>>
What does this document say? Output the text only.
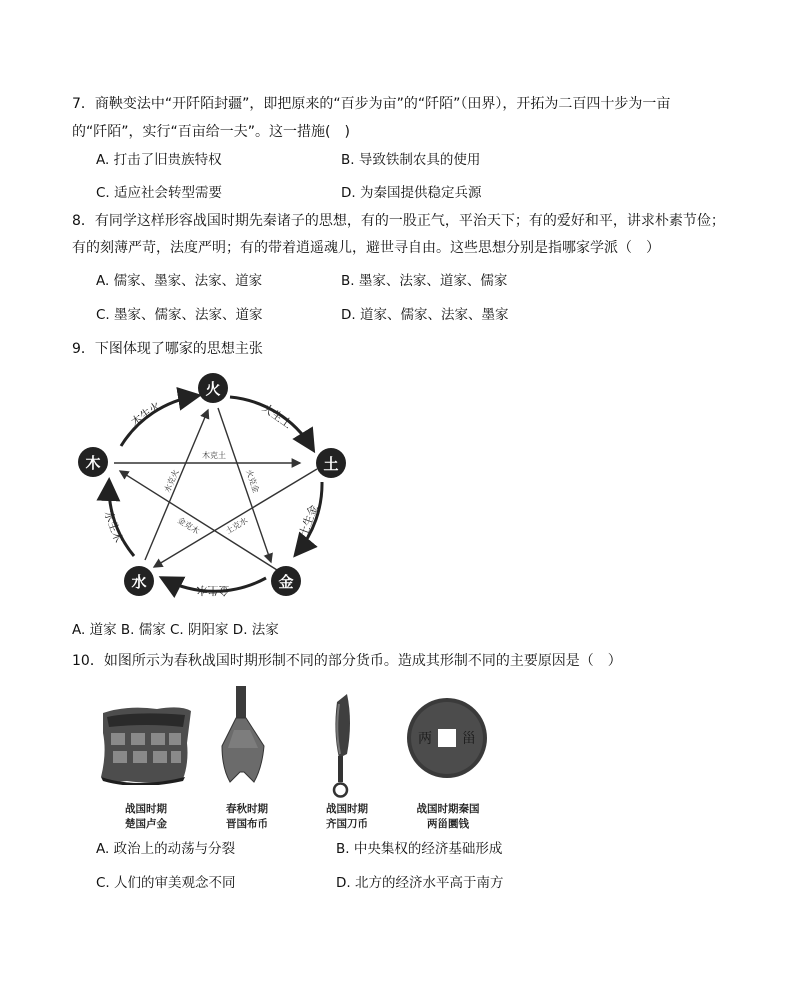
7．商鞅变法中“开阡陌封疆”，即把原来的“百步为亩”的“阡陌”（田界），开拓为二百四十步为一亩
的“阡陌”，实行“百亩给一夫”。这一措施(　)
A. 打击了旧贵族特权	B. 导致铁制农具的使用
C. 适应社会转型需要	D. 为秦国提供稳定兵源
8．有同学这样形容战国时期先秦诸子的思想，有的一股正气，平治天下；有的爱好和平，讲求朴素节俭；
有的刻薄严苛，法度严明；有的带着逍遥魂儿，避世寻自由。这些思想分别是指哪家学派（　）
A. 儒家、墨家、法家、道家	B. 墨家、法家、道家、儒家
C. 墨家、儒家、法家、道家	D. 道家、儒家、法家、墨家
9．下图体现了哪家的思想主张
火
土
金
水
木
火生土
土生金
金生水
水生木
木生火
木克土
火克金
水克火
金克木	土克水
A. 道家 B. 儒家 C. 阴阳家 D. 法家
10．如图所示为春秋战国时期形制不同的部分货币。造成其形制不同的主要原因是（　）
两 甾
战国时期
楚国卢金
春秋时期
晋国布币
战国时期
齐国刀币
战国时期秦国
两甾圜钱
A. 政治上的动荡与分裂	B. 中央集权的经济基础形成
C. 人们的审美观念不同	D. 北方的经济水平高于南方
<<
>>
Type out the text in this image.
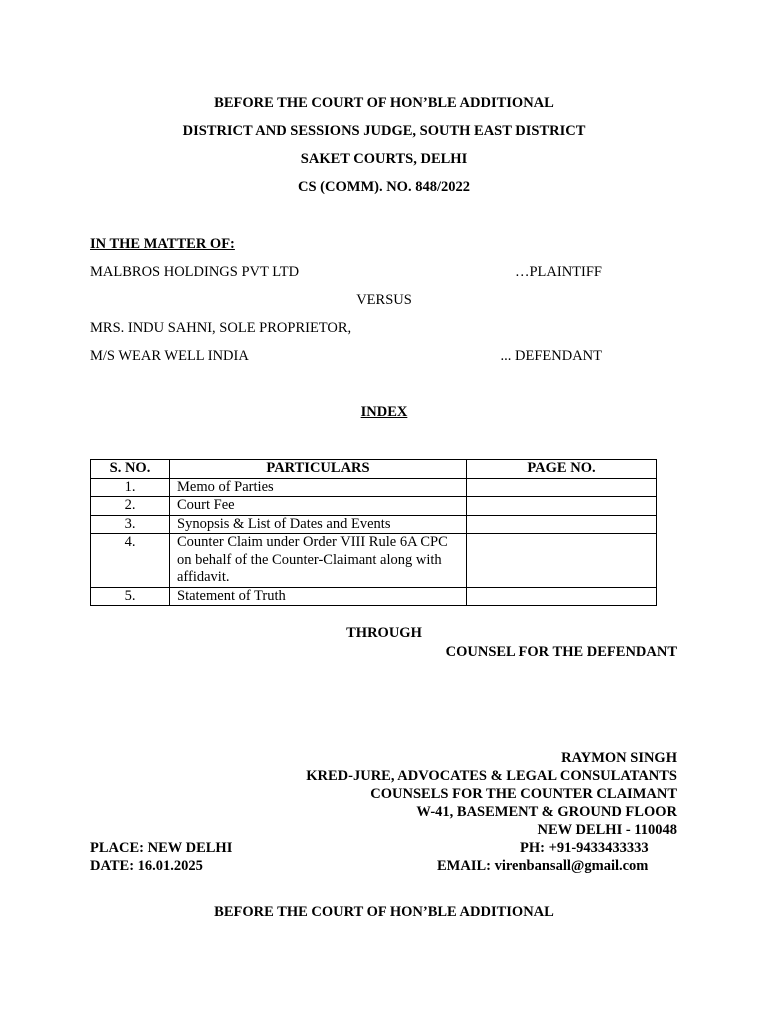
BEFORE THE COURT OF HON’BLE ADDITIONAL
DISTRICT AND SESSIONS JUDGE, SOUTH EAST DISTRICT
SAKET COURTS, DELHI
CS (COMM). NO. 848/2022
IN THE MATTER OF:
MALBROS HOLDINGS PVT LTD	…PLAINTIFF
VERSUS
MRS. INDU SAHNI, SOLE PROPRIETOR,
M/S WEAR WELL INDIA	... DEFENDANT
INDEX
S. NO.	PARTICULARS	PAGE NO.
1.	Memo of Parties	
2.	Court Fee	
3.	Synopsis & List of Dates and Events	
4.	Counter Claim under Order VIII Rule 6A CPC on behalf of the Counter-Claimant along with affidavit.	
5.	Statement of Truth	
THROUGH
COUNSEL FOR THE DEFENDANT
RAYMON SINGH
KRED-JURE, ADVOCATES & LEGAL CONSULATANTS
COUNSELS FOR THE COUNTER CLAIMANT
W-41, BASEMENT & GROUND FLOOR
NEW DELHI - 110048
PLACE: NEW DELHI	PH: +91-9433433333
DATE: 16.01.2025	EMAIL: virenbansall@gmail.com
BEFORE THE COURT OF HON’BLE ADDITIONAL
<<
PROBLEM: Search the entries for "DELHI" and copy out each line that has it.

SOLUTION:
SAKET COURTS, DELHI
NEW DELHI - 110048
PLACE: NEW DELHI	PH: +91-9433433333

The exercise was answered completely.